§ Records supplied:
------------------------

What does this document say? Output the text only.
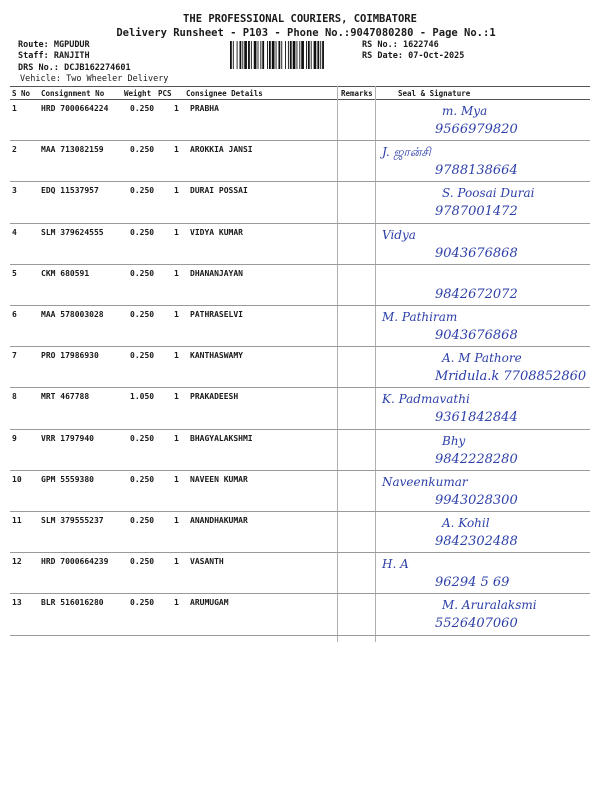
THE PROFESSIONAL COURIERS, COIMBATORE
Delivery Runsheet - P103 - Phone No.:9047080280 - Page No.:1
Route: MGPUDUR
Staff: RANJITH
DRS No.: DCJB162274601
Vehicle: Two Wheeler Delivery
RS No.: 1622746
RS Date: 07-Oct-2025
S No Consignment No	Weight PCS Consignee Details	Remarks	Seal & Signature
1	HRD 7000664224	0.250 1 PRABHA	m. Mya
9566979820
2	MAA 713082159	0.250 1 AROKKIA JANSI	J. ஜான்சி
9788138664
3	EDQ 11537957	0.250 1 DURAI POSSAI	S. Poosai Durai
9787001472
4	SLM 379624555	0.250 1 VIDYA KUMAR	Vidya
9043676868
5	CKM 680591	0.250 1 DHANANJAYAN
9842672072
6	MAA 578003028	0.250 1 PATHRASELVI	M. Pathiram
9043676868
7	PRO 17986930	0.250 1 KANTHASWAMY	A. M Pathore
Mridula.k 7708852860
8	MRT 467788	1.050 1 PRAKADEESH	K. Padmavathi
9361842844
9	VRR 1797940	0.250 1 BHAGYALAKSHMI	Bhy
9842228280
10 GPM 5559380	0.250 1 NAVEEN KUMAR	Naveenkumar
9943028300
11 SLM 379555237	0.250 1 ANANDHAKUMAR	A. Kohil
9842302488
12 HRD 7000664239	0.250 1 VASANTH	H. A
96294 5 69
13 BLR 516016280	0.250 1 ARUMUGAM	M. Aruralaksmi
5526407060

------------------------

Print every record above exactly as written, leaving out the pictures.

§ Answer below:
What does this document say? Output the text only.
THE PROFESSIONAL COURIERS, COIMBATORE
Delivery Runsheet - P103 - Phone No.:9047080280 - Page No.:1
Route: MGPUDUR
Staff: RANJITH
DRS No.: DCJB162274601
Vehicle: Two Wheeler Delivery
RS No.: 1622746
RS Date: 07-Oct-2025
S No Consignment No	Weight PCS Consignee Details	Remarks	Seal & Signature
1	HRD 7000664224	0.250 1 PRABHA	m. Mya
9566979820
2	MAA 713082159	0.250 1 AROKKIA JANSI	J. ஜான்சி
9788138664
3	EDQ 11537957	0.250 1 DURAI POSSAI	S. Poosai Durai
9787001472
4	SLM 379624555	0.250 1 VIDYA KUMAR	Vidya
9043676868
5	CKM 680591	0.250 1 DHANANJAYAN
9842672072
6	MAA 578003028	0.250 1 PATHRASELVI	M. Pathiram
9043676868
7	PRO 17986930	0.250 1 KANTHASWAMY	A. M Pathore
Mridula.k 7708852860
8	MRT 467788	1.050 1 PRAKADEESH	K. Padmavathi
9361842844
9	VRR 1797940	0.250 1 BHAGYALAKSHMI	Bhy
9842228280
10 GPM 5559380	0.250 1 NAVEEN KUMAR	Naveenkumar
9943028300
11 SLM 379555237	0.250 1 ANANDHAKUMAR	A. Kohil
9842302488
12 HRD 7000664239	0.250 1 VASANTH	H. A
96294 5 69
13 BLR 516016280	0.250 1 ARUMUGAM	M. Aruralaksmi
5526407060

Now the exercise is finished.